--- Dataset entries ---
------------
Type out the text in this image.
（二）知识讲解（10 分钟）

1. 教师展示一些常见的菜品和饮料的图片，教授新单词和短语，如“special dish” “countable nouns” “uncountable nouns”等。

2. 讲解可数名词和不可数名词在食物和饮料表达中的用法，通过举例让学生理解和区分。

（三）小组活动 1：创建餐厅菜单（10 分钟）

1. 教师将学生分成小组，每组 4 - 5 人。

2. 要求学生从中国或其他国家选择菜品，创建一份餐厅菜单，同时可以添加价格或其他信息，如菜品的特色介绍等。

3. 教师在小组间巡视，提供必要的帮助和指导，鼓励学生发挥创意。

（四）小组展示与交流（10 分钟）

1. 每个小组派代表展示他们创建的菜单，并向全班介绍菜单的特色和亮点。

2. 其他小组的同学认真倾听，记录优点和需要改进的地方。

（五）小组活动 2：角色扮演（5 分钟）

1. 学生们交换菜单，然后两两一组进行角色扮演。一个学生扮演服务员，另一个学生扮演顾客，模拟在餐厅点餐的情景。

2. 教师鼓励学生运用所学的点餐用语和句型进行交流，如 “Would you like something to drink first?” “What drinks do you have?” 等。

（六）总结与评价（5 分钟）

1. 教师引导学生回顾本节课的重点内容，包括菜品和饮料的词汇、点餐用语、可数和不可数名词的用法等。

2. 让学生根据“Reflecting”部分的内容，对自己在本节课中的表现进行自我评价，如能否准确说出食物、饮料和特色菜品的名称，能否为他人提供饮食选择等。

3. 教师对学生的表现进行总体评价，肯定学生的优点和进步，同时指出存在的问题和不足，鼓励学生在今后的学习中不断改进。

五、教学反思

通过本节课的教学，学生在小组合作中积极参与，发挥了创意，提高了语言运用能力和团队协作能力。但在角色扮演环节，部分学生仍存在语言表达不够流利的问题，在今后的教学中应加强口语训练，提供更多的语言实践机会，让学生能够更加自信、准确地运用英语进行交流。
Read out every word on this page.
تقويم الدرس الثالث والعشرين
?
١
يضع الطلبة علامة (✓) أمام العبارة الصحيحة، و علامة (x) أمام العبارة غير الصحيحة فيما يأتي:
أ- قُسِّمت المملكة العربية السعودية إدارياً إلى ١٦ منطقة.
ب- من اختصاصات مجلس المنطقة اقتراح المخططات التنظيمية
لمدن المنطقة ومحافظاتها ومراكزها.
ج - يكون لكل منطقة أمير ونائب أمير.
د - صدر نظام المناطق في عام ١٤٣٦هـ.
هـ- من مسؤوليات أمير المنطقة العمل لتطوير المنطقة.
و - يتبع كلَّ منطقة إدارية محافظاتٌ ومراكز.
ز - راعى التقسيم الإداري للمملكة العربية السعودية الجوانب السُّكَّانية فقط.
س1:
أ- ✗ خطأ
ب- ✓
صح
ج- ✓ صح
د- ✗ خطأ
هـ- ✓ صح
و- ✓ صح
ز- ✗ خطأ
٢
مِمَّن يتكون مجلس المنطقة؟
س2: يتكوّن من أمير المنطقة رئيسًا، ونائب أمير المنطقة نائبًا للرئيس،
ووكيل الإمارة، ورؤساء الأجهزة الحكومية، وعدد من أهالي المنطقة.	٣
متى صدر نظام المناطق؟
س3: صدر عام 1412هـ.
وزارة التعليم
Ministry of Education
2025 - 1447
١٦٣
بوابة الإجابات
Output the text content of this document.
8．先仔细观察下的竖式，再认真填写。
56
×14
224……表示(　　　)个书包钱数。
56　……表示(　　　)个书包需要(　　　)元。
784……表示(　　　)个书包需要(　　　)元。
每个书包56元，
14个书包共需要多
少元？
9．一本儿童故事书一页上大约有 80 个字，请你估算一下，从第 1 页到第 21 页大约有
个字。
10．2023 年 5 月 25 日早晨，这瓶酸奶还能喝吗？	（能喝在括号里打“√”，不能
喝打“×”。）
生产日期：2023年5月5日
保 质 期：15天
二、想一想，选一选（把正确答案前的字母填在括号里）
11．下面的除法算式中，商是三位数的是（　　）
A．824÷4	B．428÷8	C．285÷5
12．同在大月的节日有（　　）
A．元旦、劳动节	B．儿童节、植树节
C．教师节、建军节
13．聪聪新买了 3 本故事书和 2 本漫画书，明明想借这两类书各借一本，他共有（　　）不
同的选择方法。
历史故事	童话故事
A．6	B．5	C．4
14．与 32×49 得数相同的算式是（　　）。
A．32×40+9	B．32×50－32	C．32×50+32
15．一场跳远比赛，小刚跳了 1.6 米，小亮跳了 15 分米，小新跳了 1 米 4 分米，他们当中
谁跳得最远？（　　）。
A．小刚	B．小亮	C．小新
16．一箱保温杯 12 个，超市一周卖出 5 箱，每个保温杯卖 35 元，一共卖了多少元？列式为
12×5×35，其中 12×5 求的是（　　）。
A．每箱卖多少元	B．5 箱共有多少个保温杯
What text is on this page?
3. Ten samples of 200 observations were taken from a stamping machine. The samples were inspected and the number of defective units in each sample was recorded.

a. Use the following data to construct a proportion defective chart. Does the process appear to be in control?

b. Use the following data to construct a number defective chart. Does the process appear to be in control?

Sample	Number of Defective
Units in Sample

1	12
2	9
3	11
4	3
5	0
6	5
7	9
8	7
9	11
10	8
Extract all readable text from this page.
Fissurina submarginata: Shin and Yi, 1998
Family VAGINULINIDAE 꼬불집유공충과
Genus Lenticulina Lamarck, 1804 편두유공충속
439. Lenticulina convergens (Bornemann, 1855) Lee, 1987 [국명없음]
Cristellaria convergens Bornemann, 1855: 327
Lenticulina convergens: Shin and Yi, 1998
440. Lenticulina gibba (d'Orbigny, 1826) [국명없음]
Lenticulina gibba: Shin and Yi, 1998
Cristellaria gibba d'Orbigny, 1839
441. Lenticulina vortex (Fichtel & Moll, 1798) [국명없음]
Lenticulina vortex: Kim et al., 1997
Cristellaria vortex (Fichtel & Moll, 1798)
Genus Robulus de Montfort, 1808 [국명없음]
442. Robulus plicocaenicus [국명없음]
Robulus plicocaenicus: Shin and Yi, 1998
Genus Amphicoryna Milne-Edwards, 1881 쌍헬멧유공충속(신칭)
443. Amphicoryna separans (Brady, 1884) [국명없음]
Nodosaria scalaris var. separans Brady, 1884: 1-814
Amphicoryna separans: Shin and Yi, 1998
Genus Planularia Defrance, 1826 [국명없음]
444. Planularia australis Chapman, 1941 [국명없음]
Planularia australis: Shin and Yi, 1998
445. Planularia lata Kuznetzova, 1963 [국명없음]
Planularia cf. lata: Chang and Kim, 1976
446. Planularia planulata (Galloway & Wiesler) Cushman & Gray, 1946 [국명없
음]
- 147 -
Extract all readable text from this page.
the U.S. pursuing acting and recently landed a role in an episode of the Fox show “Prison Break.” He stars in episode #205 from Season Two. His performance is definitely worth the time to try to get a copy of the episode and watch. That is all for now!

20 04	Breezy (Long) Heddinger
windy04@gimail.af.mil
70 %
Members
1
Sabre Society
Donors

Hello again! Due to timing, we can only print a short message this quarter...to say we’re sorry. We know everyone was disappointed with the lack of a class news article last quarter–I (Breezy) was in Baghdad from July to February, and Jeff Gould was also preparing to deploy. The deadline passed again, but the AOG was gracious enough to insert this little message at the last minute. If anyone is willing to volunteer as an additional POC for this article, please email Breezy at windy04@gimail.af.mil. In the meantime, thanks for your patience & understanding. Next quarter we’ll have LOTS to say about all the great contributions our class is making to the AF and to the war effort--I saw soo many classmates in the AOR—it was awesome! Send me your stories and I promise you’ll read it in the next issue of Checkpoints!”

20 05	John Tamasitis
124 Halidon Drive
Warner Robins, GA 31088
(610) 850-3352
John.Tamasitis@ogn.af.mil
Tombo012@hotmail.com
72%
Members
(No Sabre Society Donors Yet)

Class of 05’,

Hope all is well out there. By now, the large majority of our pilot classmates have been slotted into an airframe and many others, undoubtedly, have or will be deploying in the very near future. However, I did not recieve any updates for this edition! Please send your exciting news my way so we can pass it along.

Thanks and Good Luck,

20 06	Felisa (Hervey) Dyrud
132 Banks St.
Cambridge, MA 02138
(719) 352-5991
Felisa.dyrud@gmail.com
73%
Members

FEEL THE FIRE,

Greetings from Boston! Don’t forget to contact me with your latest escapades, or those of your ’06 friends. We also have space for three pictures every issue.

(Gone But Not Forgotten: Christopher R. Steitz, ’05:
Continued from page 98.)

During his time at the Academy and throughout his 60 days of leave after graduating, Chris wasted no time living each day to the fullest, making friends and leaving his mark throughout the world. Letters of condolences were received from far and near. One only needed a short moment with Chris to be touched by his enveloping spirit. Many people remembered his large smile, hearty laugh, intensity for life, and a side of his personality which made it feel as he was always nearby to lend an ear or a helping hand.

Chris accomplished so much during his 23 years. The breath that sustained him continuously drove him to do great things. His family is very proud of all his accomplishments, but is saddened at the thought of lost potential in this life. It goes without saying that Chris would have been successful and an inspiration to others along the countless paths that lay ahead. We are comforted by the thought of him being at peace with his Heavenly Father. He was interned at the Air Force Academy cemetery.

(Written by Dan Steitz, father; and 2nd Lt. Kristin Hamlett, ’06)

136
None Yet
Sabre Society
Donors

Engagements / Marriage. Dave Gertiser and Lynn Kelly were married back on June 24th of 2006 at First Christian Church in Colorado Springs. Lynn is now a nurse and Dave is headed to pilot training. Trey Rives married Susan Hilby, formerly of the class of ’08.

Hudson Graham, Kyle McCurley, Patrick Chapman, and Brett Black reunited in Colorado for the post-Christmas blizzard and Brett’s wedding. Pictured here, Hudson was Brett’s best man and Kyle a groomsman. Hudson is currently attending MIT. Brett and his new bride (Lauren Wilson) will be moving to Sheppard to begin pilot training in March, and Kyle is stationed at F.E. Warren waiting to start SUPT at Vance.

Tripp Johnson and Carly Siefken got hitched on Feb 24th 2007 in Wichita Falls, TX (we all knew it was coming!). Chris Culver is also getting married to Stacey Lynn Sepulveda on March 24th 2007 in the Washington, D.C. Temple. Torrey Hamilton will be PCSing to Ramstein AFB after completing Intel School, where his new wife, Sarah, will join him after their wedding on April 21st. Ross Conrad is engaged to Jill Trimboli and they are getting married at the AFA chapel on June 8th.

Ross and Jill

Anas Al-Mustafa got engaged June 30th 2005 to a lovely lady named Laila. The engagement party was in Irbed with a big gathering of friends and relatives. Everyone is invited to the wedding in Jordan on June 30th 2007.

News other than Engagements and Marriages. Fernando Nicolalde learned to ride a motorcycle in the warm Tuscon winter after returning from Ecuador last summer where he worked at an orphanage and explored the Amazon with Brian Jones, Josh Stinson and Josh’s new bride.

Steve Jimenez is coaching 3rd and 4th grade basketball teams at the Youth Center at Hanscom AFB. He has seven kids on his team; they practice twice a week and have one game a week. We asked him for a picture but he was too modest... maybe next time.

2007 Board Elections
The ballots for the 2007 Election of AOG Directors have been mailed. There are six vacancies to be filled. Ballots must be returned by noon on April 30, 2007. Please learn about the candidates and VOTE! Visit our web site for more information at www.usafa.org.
------------
Scan the data for the word "April" and copy every line where it shows up.

--- Response to this exercise ---
Tripp Johnson and Carly Siefken got hitched on Feb 24th 2007 in Wichita Falls, TX (we all knew it was coming!). Chris Culver is also getting married to Stacey Lynn Sepulveda on March 24th 2007 in the Washington, D.C. Temple. Torrey Hamilton will be PCSing to Ramstein AFB after completing Intel School, where his new wife, Sarah, will join him after their wedding on April 21st. Ross Conrad is engaged to Jill Trimboli and they are getting married at the AFA chapel on June 8th.
The ballots for the 2007 Election of AOG Directors have been mailed. There are six vacancies to be filled. Ballots must be returned by noon on April 30, 2007. Please learn about the candidates and VOTE! Visit our web site for more information at www.usafa.org.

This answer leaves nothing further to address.